* [PROBLEM DESCRIPTION]
Please transcribe the data that follows without the pictures, keeping every word the same.

::::::::::

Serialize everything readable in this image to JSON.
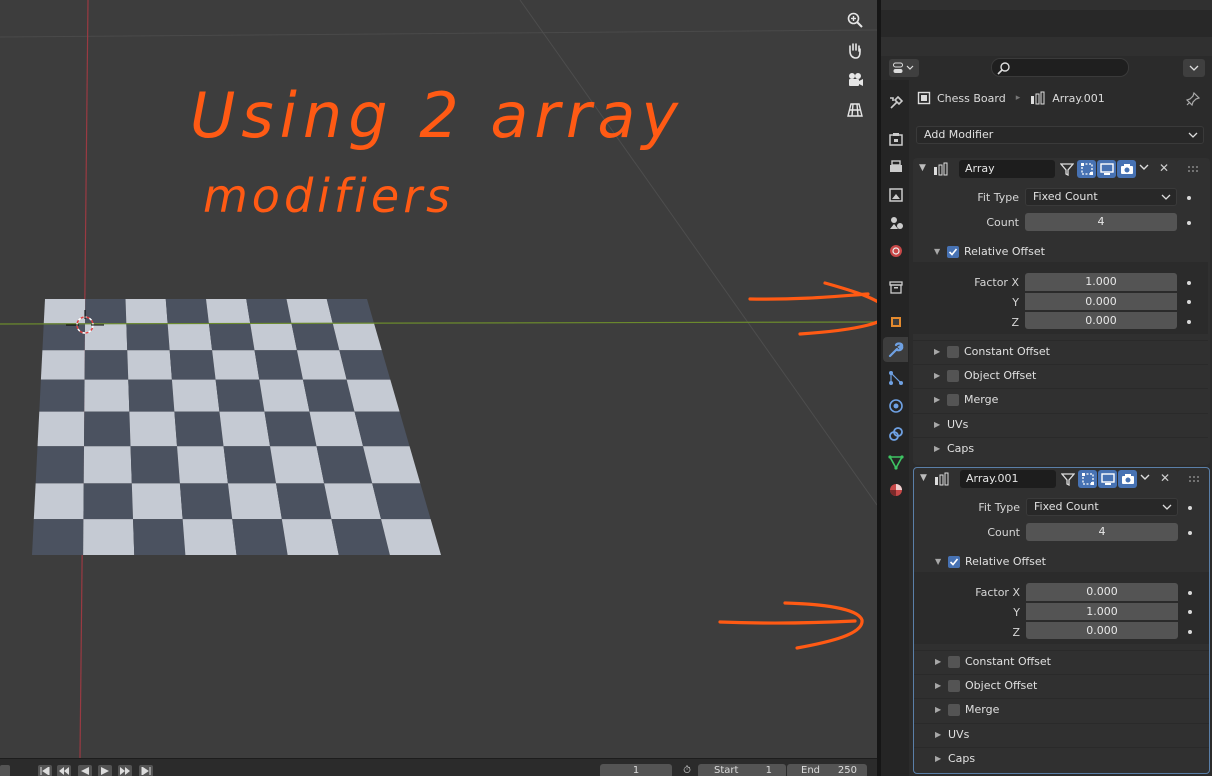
{
  "viewport": {
    "nav_tools": [
      "zoom-icon",
      "hand-pan-icon",
      "camera-icon",
      "grid-ortho-icon"
    ],
    "annotation": {
      "line1": "Using 2 array",
      "line2": "modifiers",
      "color": "#ff5a14"
    },
    "checkerboard": {
      "rows": 8,
      "cols": 8,
      "light": "#c5cad3",
      "dark": "#4b5260"
    }
  },
  "timeline": {
    "current_frame": "1",
    "start_label": "Start",
    "start_value": "1",
    "end_label": "End",
    "end_value": "250"
  },
  "props": {
    "breadcrumb": {
      "object": "Chess Board",
      "modifier": "Array.001"
    },
    "add_modifier": "Add Modifier",
    "modifiers": [
      {
        "name": "Array",
        "fit_type_label": "Fit Type",
        "fit_type": "Fixed Count",
        "count_label": "Count",
        "count": "4",
        "relative_offset_label": "Relative Offset",
        "relative_offset_enabled": true,
        "factor_x_label": "Factor X",
        "factor_y_label": "Y",
        "factor_z_label": "Z",
        "factor_x": "1.000",
        "factor_y": "0.000",
        "factor_z": "0.000",
        "constant_offset": "Constant Offset",
        "object_offset": "Object Offset",
        "merge": "Merge",
        "uvs": "UVs",
        "caps": "Caps"
      },
      {
        "name": "Array.001",
        "fit_type_label": "Fit Type",
        "fit_type": "Fixed Count",
        "count_label": "Count",
        "count": "4",
        "relative_offset_label": "Relative Offset",
        "relative_offset_enabled": true,
        "factor_x_label": "Factor X",
        "factor_y_label": "Y",
        "factor_z_label": "Z",
        "factor_x": "0.000",
        "factor_y": "1.000",
        "factor_z": "0.000",
        "constant_offset": "Constant Offset",
        "object_offset": "Object Offset",
        "merge": "Merge",
        "uvs": "UVs",
        "caps": "Caps"
      }
    ],
    "tabs": [
      "tool",
      "render",
      "output",
      "view-layer",
      "scene",
      "world",
      "collection",
      "object",
      "modifiers",
      "particles",
      "physics",
      "constraints",
      "data",
      "material"
    ],
    "active_tab": "modifiers"
  }
}
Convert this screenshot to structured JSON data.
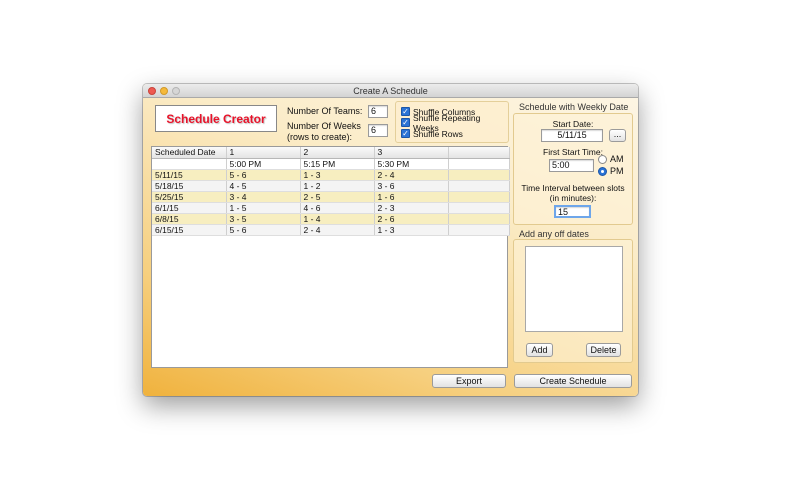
{
  "window": {
    "title": "Create A Schedule"
  },
  "logo": {
    "text": "Schedule Creator"
  },
  "teams": {
    "label": "Number Of Teams:",
    "value": "6"
  },
  "weeks": {
    "label_line1": "Number Of Weeks",
    "label_line2": "(rows to create):",
    "value": "6"
  },
  "shuffle": {
    "options": [
      {
        "label": "Shuffle Columns",
        "checked": true
      },
      {
        "label": "Shuffle Repeating Weeks",
        "checked": true
      },
      {
        "label": "Shuffle Rows",
        "checked": true
      }
    ]
  },
  "table": {
    "headers": [
      "Scheduled Date",
      "1",
      "2",
      "3",
      ""
    ],
    "times": [
      "",
      "5:00 PM",
      "5:15 PM",
      "5:30 PM",
      ""
    ],
    "rows": [
      [
        "5/11/15",
        "5 - 6",
        "1 - 3",
        "2 - 4",
        ""
      ],
      [
        "5/18/15",
        "4 - 5",
        "1 - 2",
        "3 - 6",
        ""
      ],
      [
        "5/25/15",
        "3 - 4",
        "2 - 5",
        "1 - 6",
        ""
      ],
      [
        "6/1/15",
        "1 - 5",
        "4 - 6",
        "2 - 3",
        ""
      ],
      [
        "6/8/15",
        "3 - 5",
        "1 - 4",
        "2 - 6",
        ""
      ],
      [
        "6/15/15",
        "5 - 6",
        "2 - 4",
        "1 - 3",
        ""
      ]
    ]
  },
  "weekly": {
    "title": "Schedule with Weekly Date",
    "start_date_label": "Start Date:",
    "start_date_value": "5/11/15",
    "picker_label": "...",
    "first_start_label": "First Start Time:",
    "first_start_value": "5:00",
    "am_label": "AM",
    "pm_label": "PM",
    "interval_label_line1": "Time Interval between slots",
    "interval_label_line2": "(in minutes):",
    "interval_value": "15"
  },
  "off_dates": {
    "title": "Add any off dates",
    "add_label": "Add",
    "delete_label": "Delete"
  },
  "footer": {
    "export_label": "Export",
    "create_label": "Create Schedule"
  }
}
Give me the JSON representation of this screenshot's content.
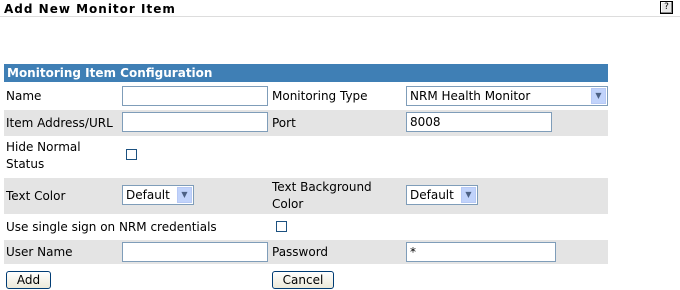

::::::::::

* [TASK SOLUTION]
Serialize everything readable in this image to JSON.
{
  "viewport": {
    "nav_tools": [
      "zoom-icon",
      "hand-pan-icon",
      "camera-icon",
      "grid-ortho-icon"
    ],
    "annotation": {
      "line1": "Using 2 array",
      "line2": "modifiers",
      "color": "#ff5a14"
    },
    "checkerboard": {
      "rows": 8,
      "cols": 8,
      "light": "#c5cad3",
      "dark": "#4b5260"
    }
  },
  "timeline": {
    "current_frame": "1",
    "start_label": "Start",
    "start_value": "1",
    "end_label": "End",
    "end_value": "250"
  },
  "props": {
    "breadcrumb": {
      "object": "Chess Board",
      "modifier": "Array.001"
    },
    "add_modifier": "Add Modifier",
    "modifiers": [
      {
        "name": "Array",
        "fit_type_label": "Fit Type",
        "fit_type": "Fixed Count",
        "count_label": "Count",
        "count": "4",
        "relative_offset_label": "Relative Offset",
        "relative_offset_enabled": true,
        "factor_x_label": "Factor X",
        "factor_y_label": "Y",
        "factor_z_label": "Z",
        "factor_x": "1.000",
        "factor_y": "0.000",
        "factor_z": "0.000",
        "constant_offset": "Constant Offset",
        "object_offset": "Object Offset",
        "merge": "Merge",
        "uvs": "UVs",
        "caps": "Caps"
      },
      {
        "name": "Array.001",
        "fit_type_label": "Fit Type",
        "fit_type": "Fixed Count",
        "count_label": "Count",
        "count": "4",
        "relative_offset_label": "Relative Offset",
        "relative_offset_enabled": true,
        "factor_x_label": "Factor X",
        "factor_y_label": "Y",
        "factor_z_label": "Z",
        "factor_x": "0.000",
        "factor_y": "1.000",
        "factor_z": "0.000",
        "constant_offset": "Constant Offset",
        "object_offset": "Object Offset",
        "merge": "Merge",
        "uvs": "UVs",
        "caps": "Caps"
      }
    ],
    "tabs": [
      "tool",
      "render",
      "output",
      "view-layer",
      "scene",
      "world",
      "collection",
      "object",
      "modifiers",
      "particles",
      "physics",
      "constraints",
      "data",
      "material"
    ],
    "active_tab": "modifiers"
  }
}
Convert this screenshot to structured JSON data.
{
  "window": {
    "title": "Create A Schedule"
  },
  "logo": {
    "text": "Schedule Creator"
  },
  "teams": {
    "label": "Number Of Teams:",
    "value": "6"
  },
  "weeks": {
    "label_line1": "Number Of Weeks",
    "label_line2": "(rows to create):",
    "value": "6"
  },
  "shuffle": {
    "options": [
      {
        "label": "Shuffle Columns",
        "checked": true
      },
      {
        "label": "Shuffle Repeating Weeks",
        "checked": true
      },
      {
        "label": "Shuffle Rows",
        "checked": true
      }
    ]
  },
  "table": {
    "headers": [
      "Scheduled Date",
      "1",
      "2",
      "3",
      ""
    ],
    "times": [
      "",
      "5:00 PM",
      "5:15 PM",
      "5:30 PM",
      ""
    ],
    "rows": [
      [
        "5/11/15",
        "5 - 6",
        "1 - 3",
        "2 - 4",
        ""
      ],
      [
        "5/18/15",
        "4 - 5",
        "1 - 2",
        "3 - 6",
        ""
      ],
      [
        "5/25/15",
        "3 - 4",
        "2 - 5",
        "1 - 6",
        ""
      ],
      [
        "6/1/15",
        "1 - 5",
        "4 - 6",
        "2 - 3",
        ""
      ],
      [
        "6/8/15",
        "3 - 5",
        "1 - 4",
        "2 - 6",
        ""
      ],
      [
        "6/15/15",
        "5 - 6",
        "2 - 4",
        "1 - 3",
        ""
      ]
    ]
  },
  "weekly": {
    "title": "Schedule with Weekly Date",
    "start_date_label": "Start Date:",
    "start_date_value": "5/11/15",
    "picker_label": "...",
    "first_start_label": "First Start Time:",
    "first_start_value": "5:00",
    "am_label": "AM",
    "pm_label": "PM",
    "interval_label_line1": "Time Interval between slots",
    "interval_label_line2": "(in minutes):",
    "interval_value": "15"
  },
  "off_dates": {
    "title": "Add any off dates",
    "add_label": "Add",
    "delete_label": "Delete"
  },
  "footer": {
    "export_label": "Export",
    "create_label": "Create Schedule"
  }
}
Give me the JSON representation of this screenshot's content.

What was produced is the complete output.